## BEGIN Supplied data

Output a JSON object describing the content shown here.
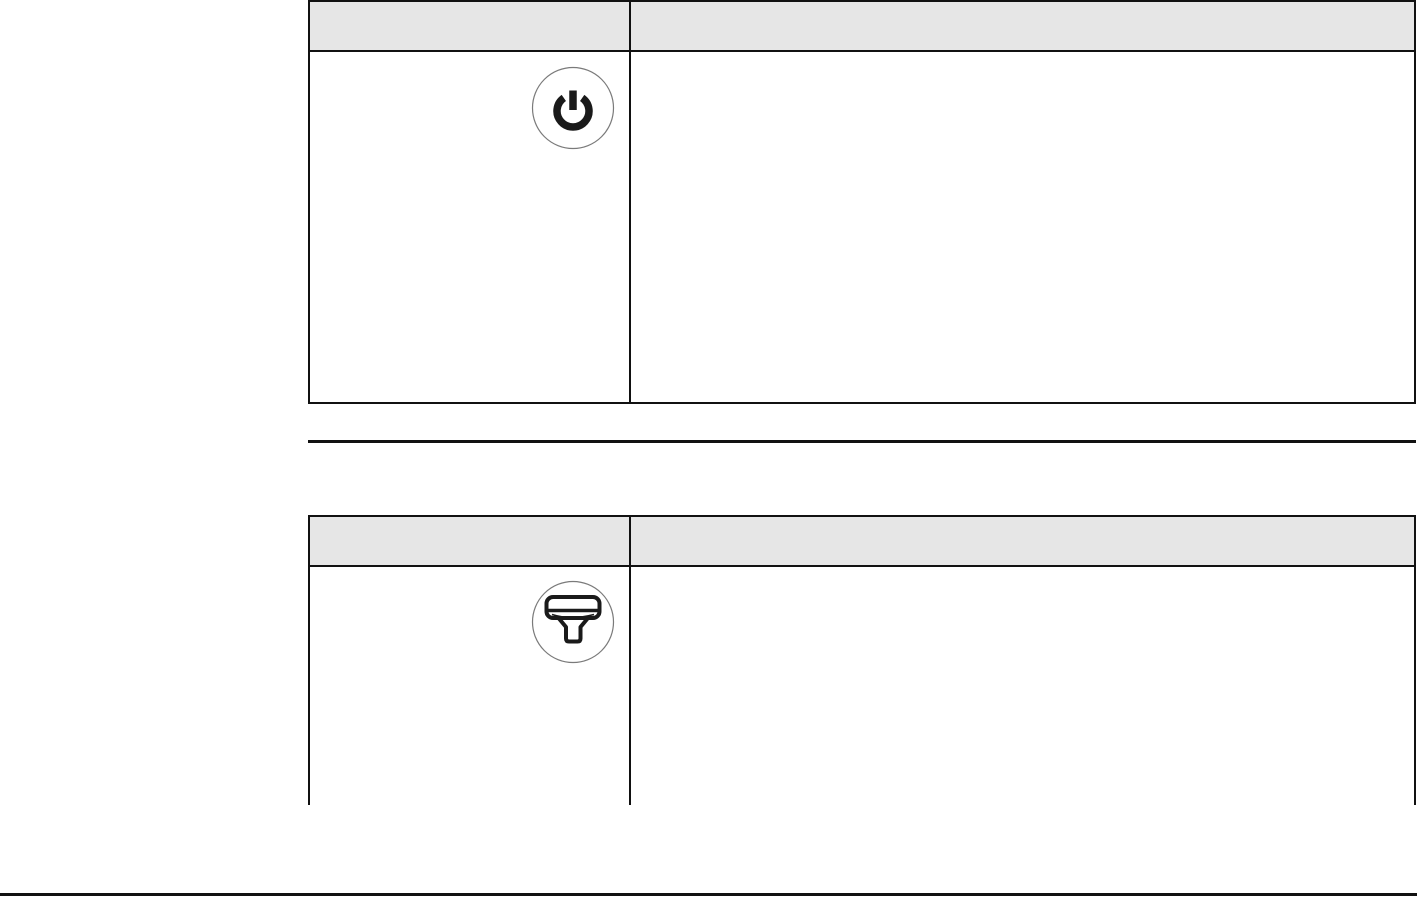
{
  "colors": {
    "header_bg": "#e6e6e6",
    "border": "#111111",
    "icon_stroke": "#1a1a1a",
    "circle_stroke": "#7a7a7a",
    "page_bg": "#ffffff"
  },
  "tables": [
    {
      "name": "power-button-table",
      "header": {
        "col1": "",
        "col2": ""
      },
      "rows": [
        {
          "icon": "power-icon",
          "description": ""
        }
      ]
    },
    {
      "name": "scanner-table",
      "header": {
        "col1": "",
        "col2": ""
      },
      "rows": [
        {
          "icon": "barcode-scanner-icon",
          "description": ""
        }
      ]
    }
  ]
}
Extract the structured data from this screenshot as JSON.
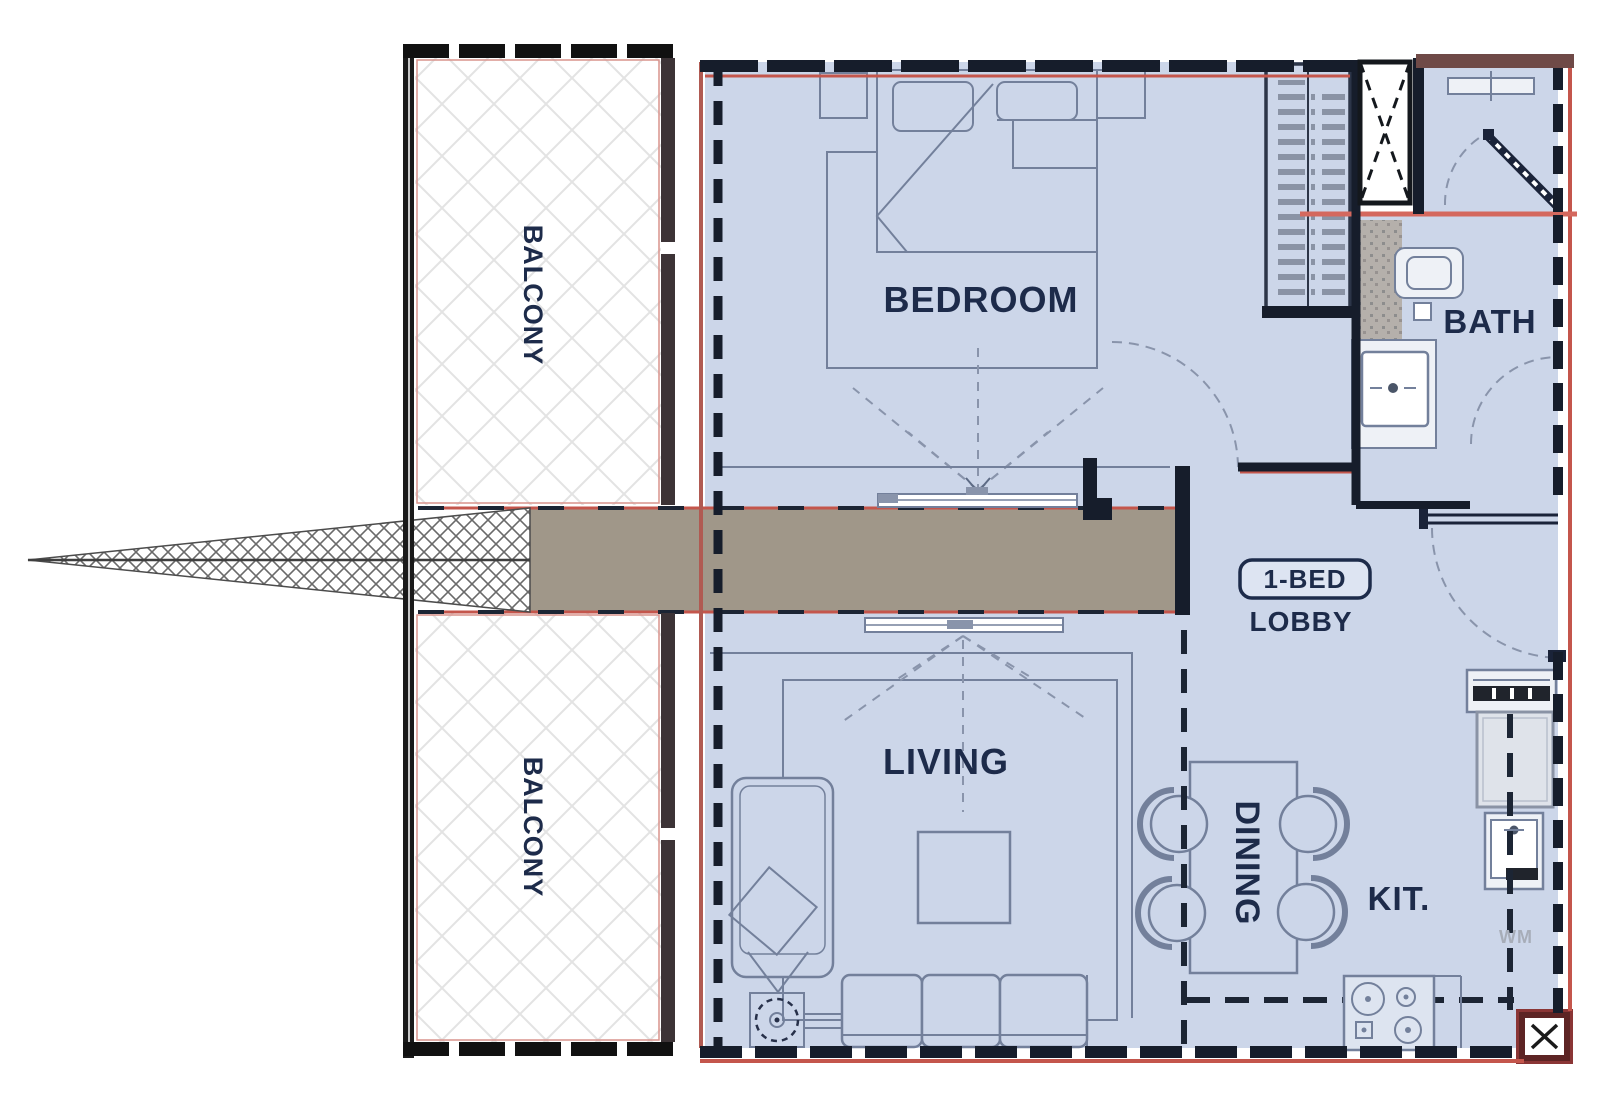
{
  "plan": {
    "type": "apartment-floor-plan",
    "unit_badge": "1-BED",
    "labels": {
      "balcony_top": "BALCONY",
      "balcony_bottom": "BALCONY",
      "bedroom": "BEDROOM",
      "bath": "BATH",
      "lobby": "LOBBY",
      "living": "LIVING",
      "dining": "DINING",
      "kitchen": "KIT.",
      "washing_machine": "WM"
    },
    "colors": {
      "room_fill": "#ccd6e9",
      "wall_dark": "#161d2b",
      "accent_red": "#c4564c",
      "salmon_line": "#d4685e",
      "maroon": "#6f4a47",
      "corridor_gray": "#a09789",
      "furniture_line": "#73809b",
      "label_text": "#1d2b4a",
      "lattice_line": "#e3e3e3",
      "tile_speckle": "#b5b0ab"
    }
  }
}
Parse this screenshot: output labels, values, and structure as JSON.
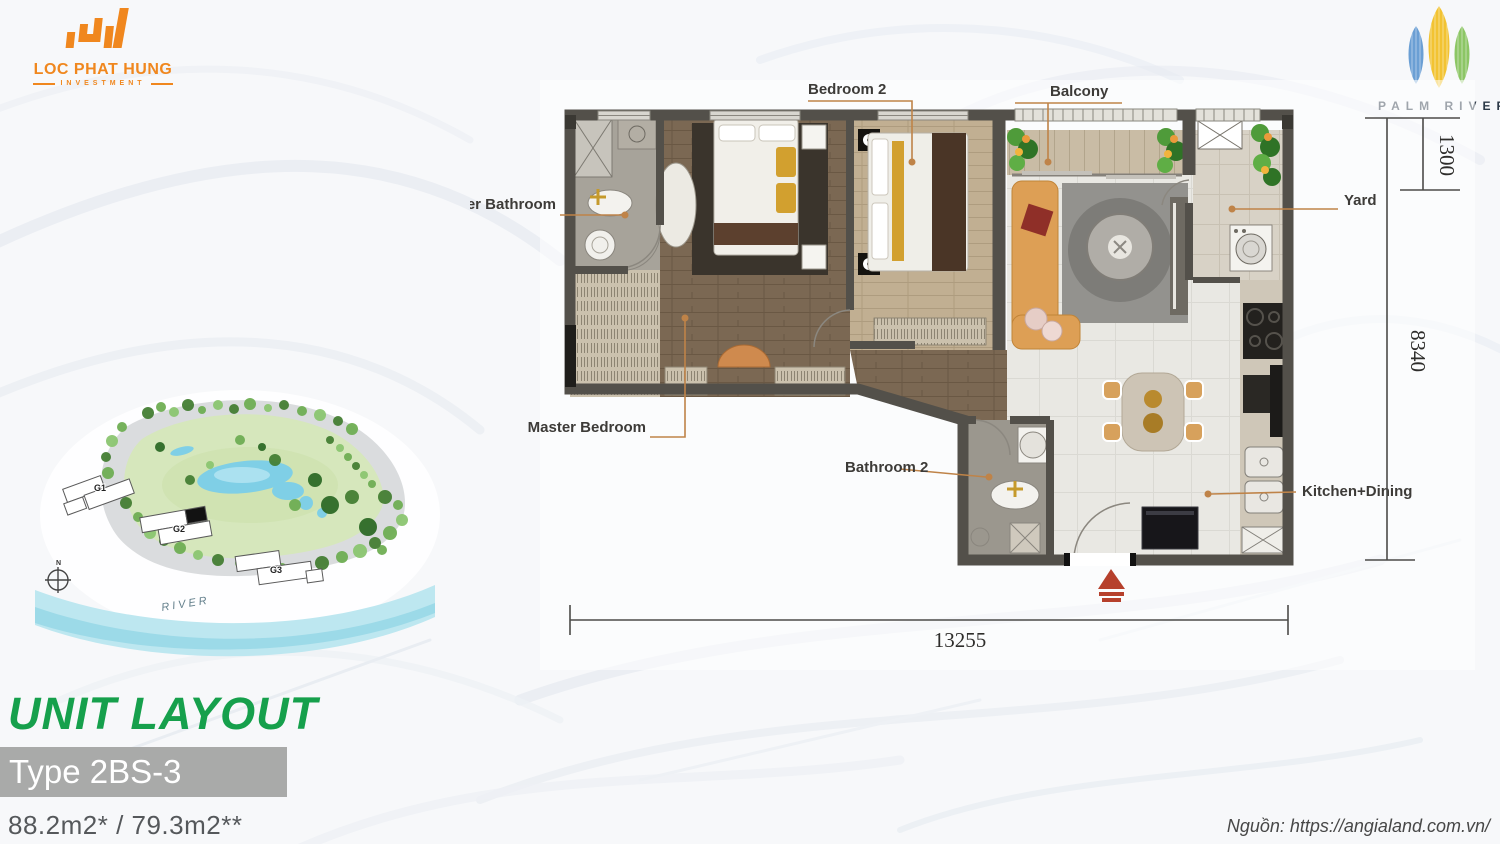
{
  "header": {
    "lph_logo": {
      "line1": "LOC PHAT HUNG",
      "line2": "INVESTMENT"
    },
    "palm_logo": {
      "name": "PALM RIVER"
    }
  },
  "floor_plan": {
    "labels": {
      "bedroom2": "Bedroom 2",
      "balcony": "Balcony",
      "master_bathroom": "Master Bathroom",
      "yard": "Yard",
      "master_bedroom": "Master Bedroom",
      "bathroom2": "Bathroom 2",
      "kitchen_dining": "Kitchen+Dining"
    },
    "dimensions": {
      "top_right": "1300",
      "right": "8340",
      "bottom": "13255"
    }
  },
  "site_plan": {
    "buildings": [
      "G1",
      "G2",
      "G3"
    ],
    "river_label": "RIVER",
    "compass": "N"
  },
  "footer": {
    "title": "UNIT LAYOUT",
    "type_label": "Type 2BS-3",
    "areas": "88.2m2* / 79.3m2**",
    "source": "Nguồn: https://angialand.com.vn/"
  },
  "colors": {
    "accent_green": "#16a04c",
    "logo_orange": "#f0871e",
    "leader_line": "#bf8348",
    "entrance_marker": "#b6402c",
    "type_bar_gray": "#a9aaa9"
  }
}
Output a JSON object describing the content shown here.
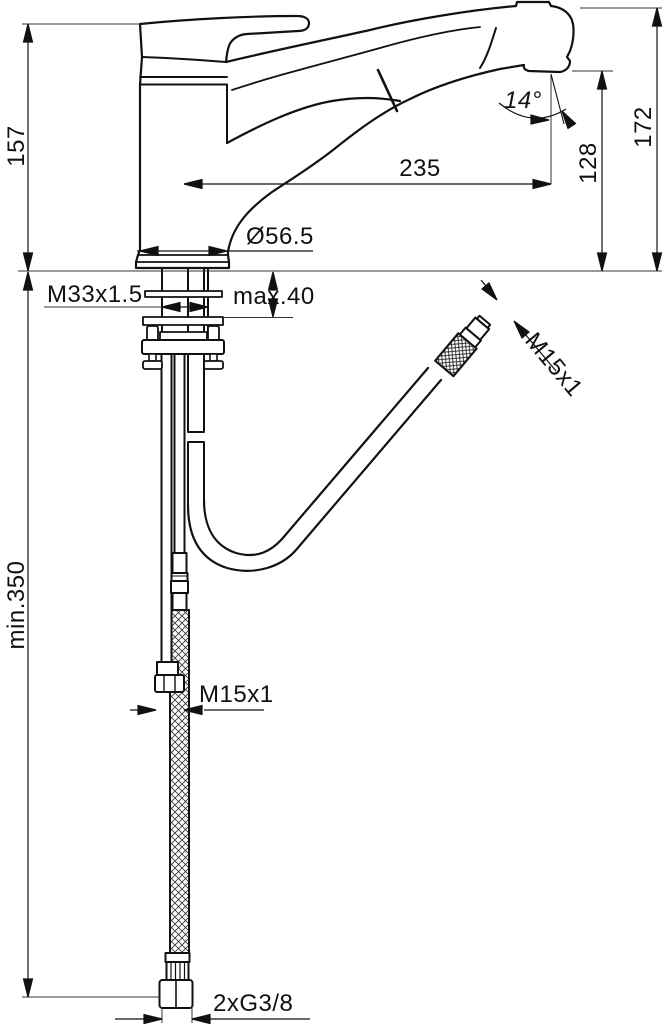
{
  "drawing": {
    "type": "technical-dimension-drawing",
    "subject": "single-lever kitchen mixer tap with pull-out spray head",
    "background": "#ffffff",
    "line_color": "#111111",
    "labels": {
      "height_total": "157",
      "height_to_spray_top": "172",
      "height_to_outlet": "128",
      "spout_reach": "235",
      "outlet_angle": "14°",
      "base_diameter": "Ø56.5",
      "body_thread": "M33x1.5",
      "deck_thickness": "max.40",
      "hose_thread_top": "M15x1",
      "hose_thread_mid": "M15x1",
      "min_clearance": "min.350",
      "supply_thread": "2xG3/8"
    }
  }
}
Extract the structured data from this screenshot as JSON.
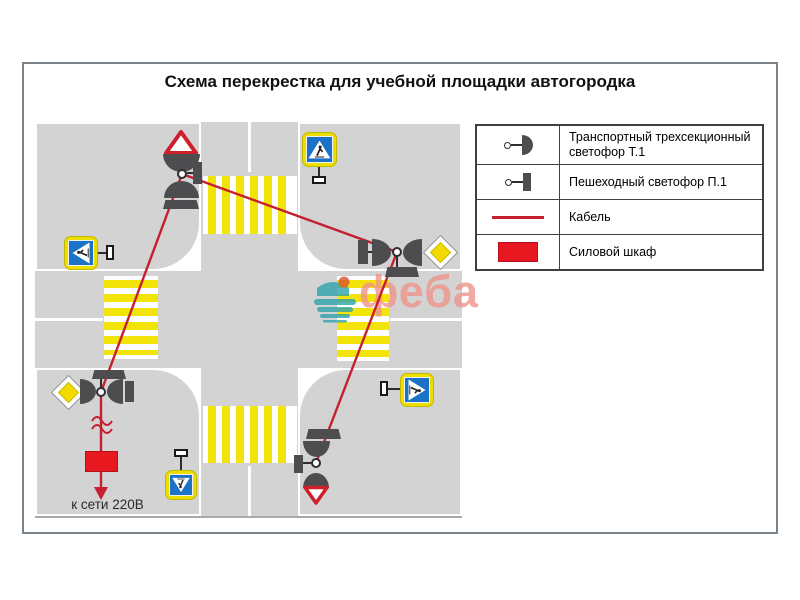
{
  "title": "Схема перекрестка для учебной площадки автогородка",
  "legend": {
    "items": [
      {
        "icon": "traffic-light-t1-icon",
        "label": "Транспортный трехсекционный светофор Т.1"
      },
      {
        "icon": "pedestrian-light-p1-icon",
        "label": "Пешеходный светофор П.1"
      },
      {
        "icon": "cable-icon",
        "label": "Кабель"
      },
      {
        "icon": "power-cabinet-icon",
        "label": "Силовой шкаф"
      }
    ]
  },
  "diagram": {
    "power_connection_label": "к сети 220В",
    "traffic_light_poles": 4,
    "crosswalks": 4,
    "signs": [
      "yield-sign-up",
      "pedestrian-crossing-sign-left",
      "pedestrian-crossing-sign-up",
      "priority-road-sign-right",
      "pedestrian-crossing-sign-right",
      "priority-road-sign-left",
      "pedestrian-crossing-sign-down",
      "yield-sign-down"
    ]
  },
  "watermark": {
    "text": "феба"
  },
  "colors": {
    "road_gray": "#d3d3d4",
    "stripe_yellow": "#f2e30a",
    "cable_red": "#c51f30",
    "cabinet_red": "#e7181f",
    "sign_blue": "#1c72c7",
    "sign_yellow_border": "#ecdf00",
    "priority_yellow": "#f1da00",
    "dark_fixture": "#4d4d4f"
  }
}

## END Supplied data

**What needs to be done**: Copy all the entries word for word. Omit any pictures.

**Written reply**:
Output a JSON object describing the content shown here.
{
  "colors": {
    "header_bg": "#e6e6e6",
    "border": "#111111",
    "icon_stroke": "#1a1a1a",
    "circle_stroke": "#7a7a7a",
    "page_bg": "#ffffff"
  },
  "tables": [
    {
      "name": "power-button-table",
      "header": {
        "col1": "",
        "col2": ""
      },
      "rows": [
        {
          "icon": "power-icon",
          "description": ""
        }
      ]
    },
    {
      "name": "scanner-table",
      "header": {
        "col1": "",
        "col2": ""
      },
      "rows": [
        {
          "icon": "barcode-scanner-icon",
          "description": ""
        }
      ]
    }
  ]
}
Extract the structured data from this screenshot as JSON.
{
  "plan": {
    "type": "apartment-floor-plan",
    "unit_badge": "1-BED",
    "labels": {
      "balcony_top": "BALCONY",
      "balcony_bottom": "BALCONY",
      "bedroom": "BEDROOM",
      "bath": "BATH",
      "lobby": "LOBBY",
      "living": "LIVING",
      "dining": "DINING",
      "kitchen": "KIT.",
      "washing_machine": "WM"
    },
    "colors": {
      "room_fill": "#ccd6e9",
      "wall_dark": "#161d2b",
      "accent_red": "#c4564c",
      "salmon_line": "#d4685e",
      "maroon": "#6f4a47",
      "corridor_gray": "#a09789",
      "furniture_line": "#73809b",
      "label_text": "#1d2b4a",
      "lattice_line": "#e3e3e3",
      "tile_speckle": "#b5b0ab"
    }
  }
}
Parse this screenshot: output labels, values, and structure as JSON.
{
  "header": {
    "lph_logo": {
      "line1": "LOC PHAT HUNG",
      "line2": "INVESTMENT"
    },
    "palm_logo": {
      "name": "PALM RIVER"
    }
  },
  "floor_plan": {
    "labels": {
      "bedroom2": "Bedroom 2",
      "balcony": "Balcony",
      "master_bathroom": "Master Bathroom",
      "yard": "Yard",
      "master_bedroom": "Master Bedroom",
      "bathroom2": "Bathroom 2",
      "kitchen_dining": "Kitchen+Dining"
    },
    "dimensions": {
      "top_right": "1300",
      "right": "8340",
      "bottom": "13255"
    }
  },
  "site_plan": {
    "buildings": [
      "G1",
      "G2",
      "G3"
    ],
    "river_label": "RIVER",
    "compass": "N"
  },
  "footer": {
    "title": "UNIT LAYOUT",
    "type_label": "Type 2BS-3",
    "areas": "88.2m2* / 79.3m2**",
    "source": "Nguồn: https://angialand.com.vn/"
  },
  "colors": {
    "accent_green": "#16a04c",
    "logo_orange": "#f0871e",
    "leader_line": "#bf8348",
    "entrance_marker": "#b6402c",
    "type_bar_gray": "#a9aaa9"
  }
}
Output a JSON object describing the content shown here.
{
  "drawing": {
    "type": "technical-dimension-drawing",
    "subject": "single-lever kitchen mixer tap with pull-out spray head",
    "background": "#ffffff",
    "line_color": "#111111",
    "labels": {
      "height_total": "157",
      "height_to_spray_top": "172",
      "height_to_outlet": "128",
      "spout_reach": "235",
      "outlet_angle": "14°",
      "base_diameter": "Ø56.5",
      "body_thread": "M33x1.5",
      "deck_thickness": "max.40",
      "hose_thread_top": "M15x1",
      "hose_thread_mid": "M15x1",
      "min_clearance": "min.350",
      "supply_thread": "2xG3/8"
    }
  }
}
Extract the structured data from this screenshot as JSON.
{
  "title": "Схема перекрестка для учебной площадки автогородка",
  "legend": {
    "items": [
      {
        "icon": "traffic-light-t1-icon",
        "label": "Транспортный трехсекционный светофор Т.1"
      },
      {
        "icon": "pedestrian-light-p1-icon",
        "label": "Пешеходный светофор П.1"
      },
      {
        "icon": "cable-icon",
        "label": "Кабель"
      },
      {
        "icon": "power-cabinet-icon",
        "label": "Силовой шкаф"
      }
    ]
  },
  "diagram": {
    "power_connection_label": "к сети 220В",
    "traffic_light_poles": 4,
    "crosswalks": 4,
    "signs": [
      "yield-sign-up",
      "pedestrian-crossing-sign-left",
      "pedestrian-crossing-sign-up",
      "priority-road-sign-right",
      "pedestrian-crossing-sign-right",
      "priority-road-sign-left",
      "pedestrian-crossing-sign-down",
      "yield-sign-down"
    ]
  },
  "watermark": {
    "text": "феба"
  },
  "colors": {
    "road_gray": "#d3d3d4",
    "stripe_yellow": "#f2e30a",
    "cable_red": "#c51f30",
    "cabinet_red": "#e7181f",
    "sign_blue": "#1c72c7",
    "sign_yellow_border": "#ecdf00",
    "priority_yellow": "#f1da00",
    "dark_fixture": "#4d4d4f"
  }
}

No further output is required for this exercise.